_REQUIREMENTS_:
A. Name every individual person the essay on Jewish identity mentions by name.
B. Rewrite everything in the essay on Jewish identity from "Purim approaches. The" down to "marries a non-Jew.", putting "Book of Esther" in place of "Megillah".

_EXCERPTED TEXT_:

Choosing what not to eat is a subtle reminder, and there isn’t much else to remind me these days, that I am a Jew and the God I beg for strength and mercy is Jew-ish. This is not by virtue of current commitment but because this is the tradition that ushered me to prayer. It’s a mixed bag for me being a Jew in a world where the Orthodox refuse to codify humanitarian labor practice into the tenants of Kashrut and Bernie Madoff smirks on the front page. I long to feel good, particularly because Spuds has set an autumn bar mitzvah date, about being a Jew.

Purim approaches. The apocryphal book celebrates feminine smarts but climaxes in a ghastly bloodbath of cruel revenge. We embrace the getting drunk enough not to recognize the name of bad guy Haman part but go over the icky denouement real fast at our temple. The Orthodox, all boozed up, manage to read the whole Megillah. Women are seated separately in most Orthodox congregations. The Torah is interpreted to forbid homosexual relationships. Families sit shiva, as they would for a death, if a child marries a non-Jew.

_RECORDED DATA_:
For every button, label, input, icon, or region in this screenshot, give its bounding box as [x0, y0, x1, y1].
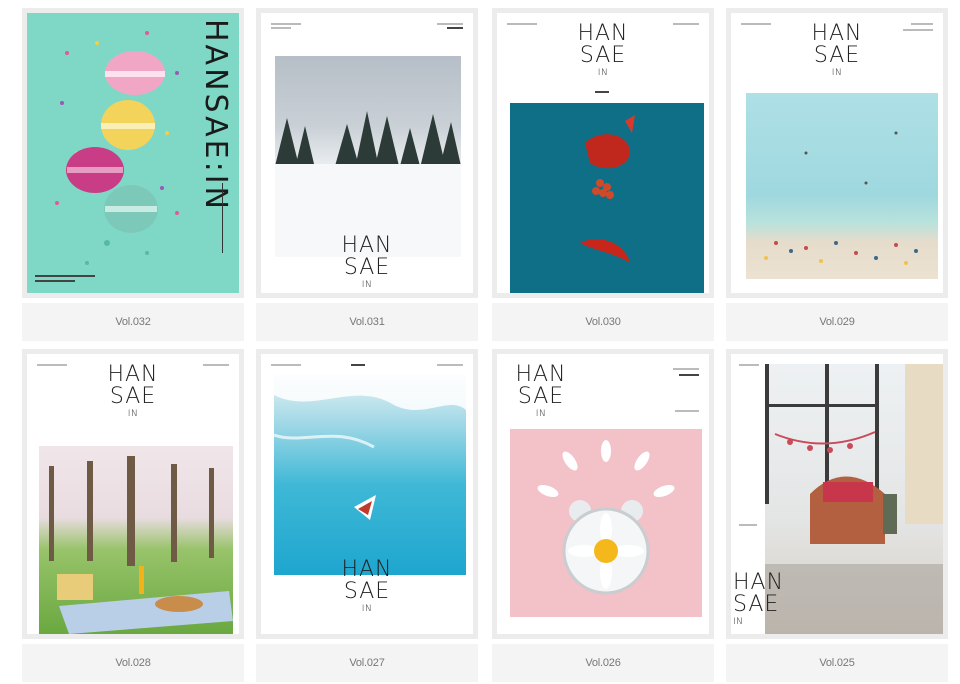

_TASK RESULTS_:
A. Bernie Madoff, Spuds, Haman

B.
Purim approaches. The apocryphal book celebrates feminine smarts but climaxes in a ghastly bloodbath of cruel revenge. We embrace the getting drunk enough not to recognize the name of bad guy Haman part but go over the icky denouement real fast at our temple. The Orthodox, all boozed up, manage to read the whole Book of Esther. Women are seated separately in most Orthodox congregations. The Torah is interpreted to forbid homosexual relationships. Families sit shiva, as they would for a death, if a child marries a non-Jew.